# [Entries]
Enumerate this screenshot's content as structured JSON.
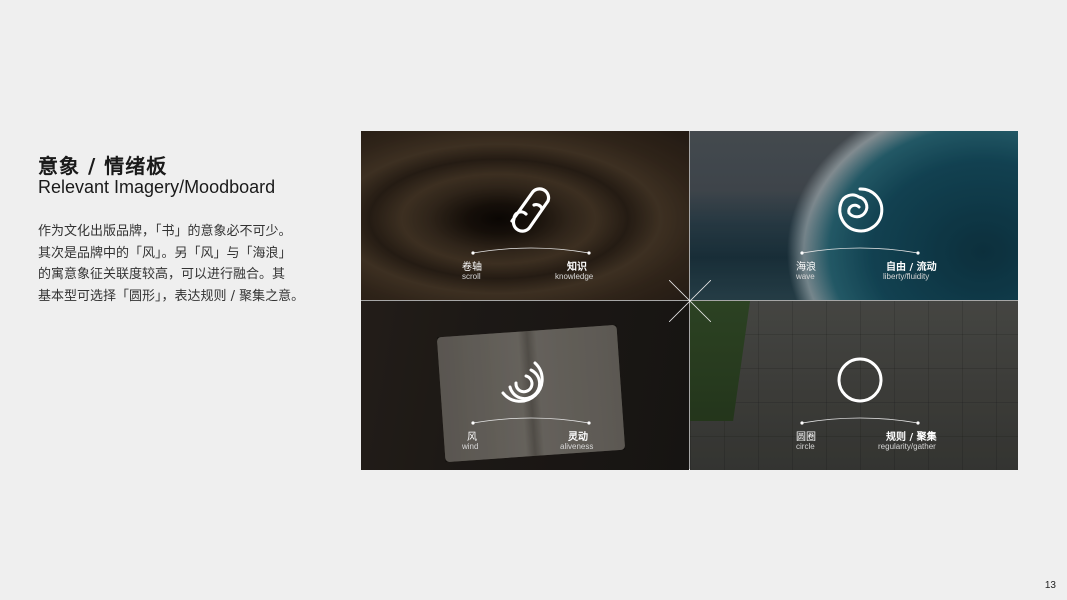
{
  "header": {
    "title_cn": "意象 / 情绪板",
    "title_en": "Relevant Imagery/Moodboard"
  },
  "body": {
    "lines": [
      "作为文化出版品牌，「书」的意象必不可少。",
      "其次是品牌中的「风」。另「风」与「海浪」",
      "的寓意象征关联度较高，可以进行融合。其",
      "基本型可选择「圆形」，表达规则 / 聚集之意。"
    ]
  },
  "moodboard": {
    "tiles": [
      {
        "icon": "scroll-icon",
        "left_cn": "卷轴",
        "left_en": "scroll",
        "right_cn": "知识",
        "right_en": "knowledge"
      },
      {
        "icon": "wave-spiral-icon",
        "left_cn": "海浪",
        "left_en": "wave",
        "right_cn": "自由 / 流动",
        "right_en": "liberty/fluidity"
      },
      {
        "icon": "wind-swirl-icon",
        "left_cn": "风",
        "left_en": "wind",
        "right_cn": "灵动",
        "right_en": "aliveness"
      },
      {
        "icon": "circle-icon",
        "left_cn": "圆圈",
        "left_en": "circle",
        "right_cn": "规则 / 聚集",
        "right_en": "regularity/gather"
      }
    ]
  },
  "page_number": "13"
}
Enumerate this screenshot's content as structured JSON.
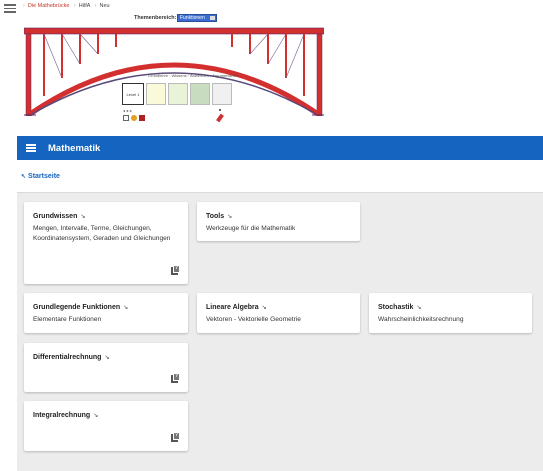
{
  "top": {
    "breadcrumb": {
      "first": "Die Mathebrücke",
      "second": "HilfA",
      "third": "Neu"
    },
    "theme_label": "Themenbereich:",
    "theme_selected": "Funktionen",
    "links": "Grundlehre · Wissens · Anwenden · Argumentieren",
    "level_label": "Level 1"
  },
  "appbar": {
    "title": "Mathematik"
  },
  "breadcrumb": {
    "home": "Startseite"
  },
  "colors": {
    "appbar": "#1565c0",
    "link": "#1565c0",
    "bridge": "#d32f2f"
  },
  "cards": [
    {
      "title": "Grundwissen",
      "desc": "Mengen, Intervalle, Terme, Gleichungen, Koordinatensystem, Geraden und Gleichungen",
      "icon": "help-book-icon"
    },
    {
      "title": "Tools",
      "desc": "Werkzeuge für die Mathematik"
    },
    {
      "title": "Grundlegende Funktionen",
      "desc": "Elementare Funktionen"
    },
    {
      "title": "Lineare Algebra",
      "desc": "Vektoren - Vektorielle Geometrie"
    },
    {
      "title": "Stochastik",
      "desc": "Wahrscheinlichkeitsrechnung"
    },
    {
      "title": "Differentialrechnung",
      "desc": "",
      "icon": "help-book-icon"
    },
    {
      "title": "Integralrechnung",
      "desc": "",
      "icon": "help-book-icon"
    }
  ]
}
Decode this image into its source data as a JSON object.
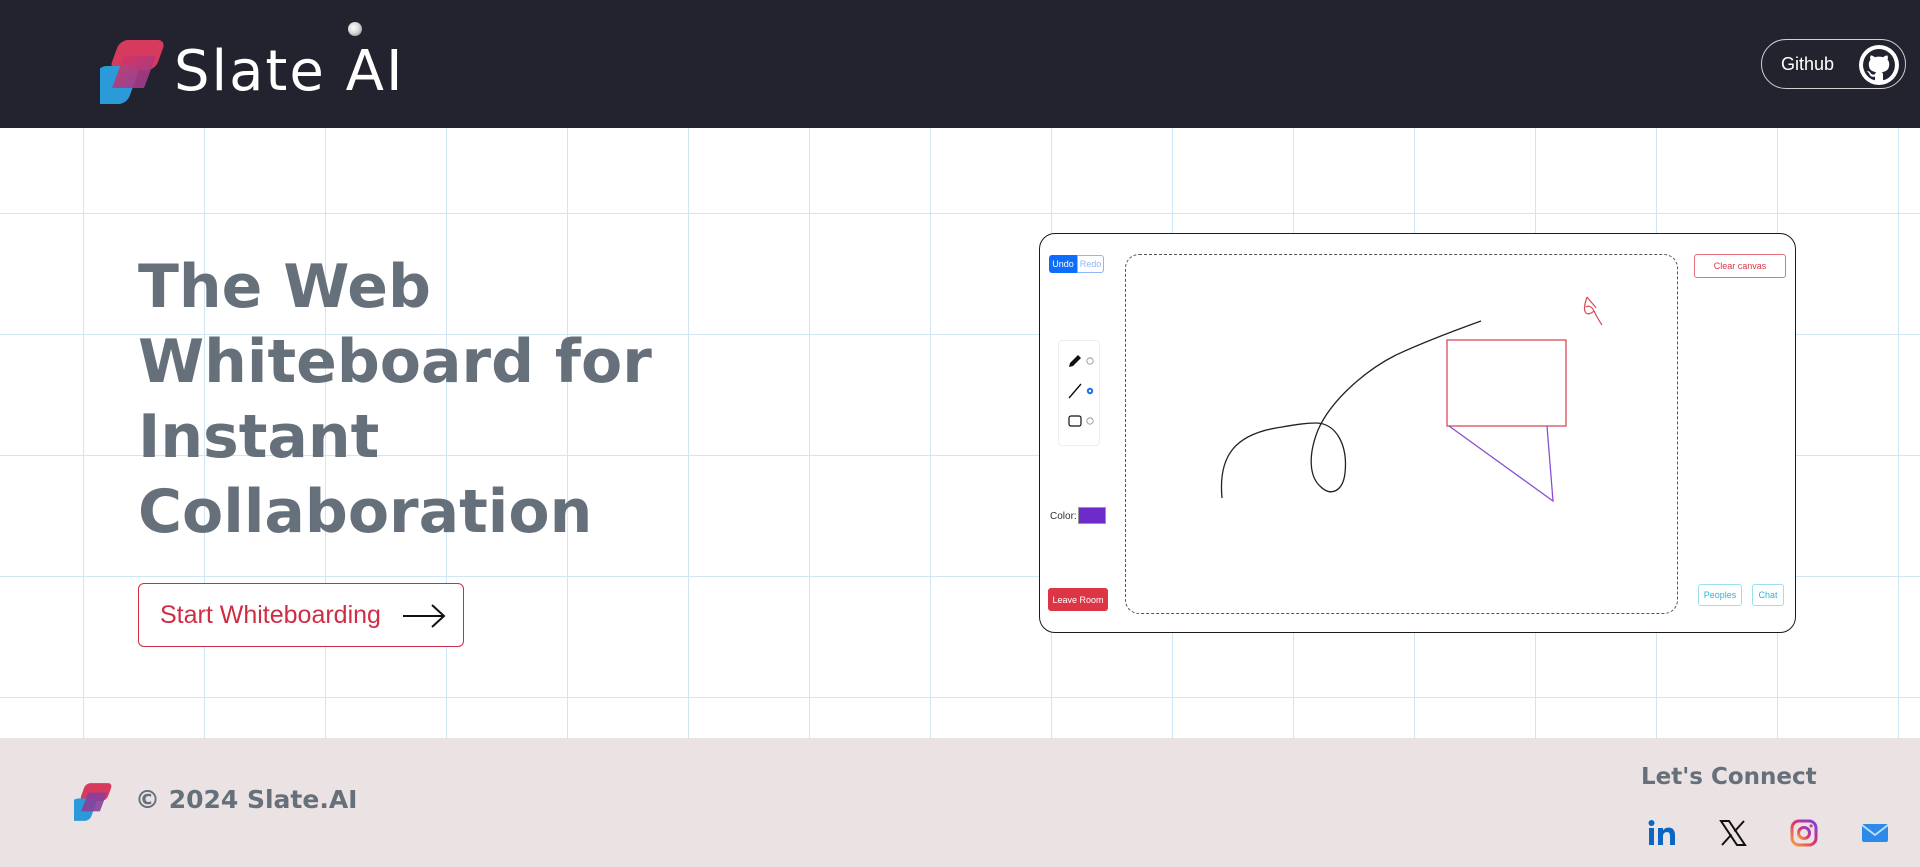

# [Problem to work on]
Exclude every picture and copy the remaining data exactly.

# [Reply]
Enumerate this screenshot's content as structured JSON.
{
  "header": {
    "title_cn": "意象 / 情绪板",
    "title_en": "Relevant Imagery/Moodboard"
  },
  "body": {
    "lines": [
      "作为文化出版品牌，「书」的意象必不可少。",
      "其次是品牌中的「风」。另「风」与「海浪」",
      "的寓意象征关联度较高，可以进行融合。其",
      "基本型可选择「圆形」，表达规则 / 聚集之意。"
    ]
  },
  "moodboard": {
    "tiles": [
      {
        "icon": "scroll-icon",
        "left_cn": "卷轴",
        "left_en": "scroll",
        "right_cn": "知识",
        "right_en": "knowledge"
      },
      {
        "icon": "wave-spiral-icon",
        "left_cn": "海浪",
        "left_en": "wave",
        "right_cn": "自由 / 流动",
        "right_en": "liberty/fluidity"
      },
      {
        "icon": "wind-swirl-icon",
        "left_cn": "风",
        "left_en": "wind",
        "right_cn": "灵动",
        "right_en": "aliveness"
      },
      {
        "icon": "circle-icon",
        "left_cn": "圆圈",
        "left_en": "circle",
        "right_cn": "规则 / 聚集",
        "right_en": "regularity/gather"
      }
    ]
  },
  "page_number": "13"
}
Enumerate this screenshot's content as structured JSON.
{
  "top": {
    "breadcrumb": {
      "first": "Die Mathebrücke",
      "second": "HilfA",
      "third": "Neu"
    },
    "theme_label": "Themenbereich:",
    "theme_selected": "Funktionen",
    "links": "Grundlehre · Wissens · Anwenden · Argumentieren",
    "level_label": "Level 1"
  },
  "appbar": {
    "title": "Mathematik"
  },
  "breadcrumb": {
    "home": "Startseite"
  },
  "colors": {
    "appbar": "#1565c0",
    "link": "#1565c0",
    "bridge": "#d32f2f"
  },
  "cards": [
    {
      "title": "Grundwissen",
      "desc": "Mengen, Intervalle, Terme, Gleichungen, Koordinatensystem, Geraden und Gleichungen",
      "icon": "help-book-icon"
    },
    {
      "title": "Tools",
      "desc": "Werkzeuge für die Mathematik"
    },
    {
      "title": "Grundlegende Funktionen",
      "desc": "Elementare Funktionen"
    },
    {
      "title": "Lineare Algebra",
      "desc": "Vektoren - Vektorielle Geometrie"
    },
    {
      "title": "Stochastik",
      "desc": "Wahrscheinlichkeitsrechnung"
    },
    {
      "title": "Differentialrechnung",
      "desc": "",
      "icon": "help-book-icon"
    },
    {
      "title": "Integralrechnung",
      "desc": "",
      "icon": "help-book-icon"
    }
  ]
}
Decode this image into its source data as a JSON object.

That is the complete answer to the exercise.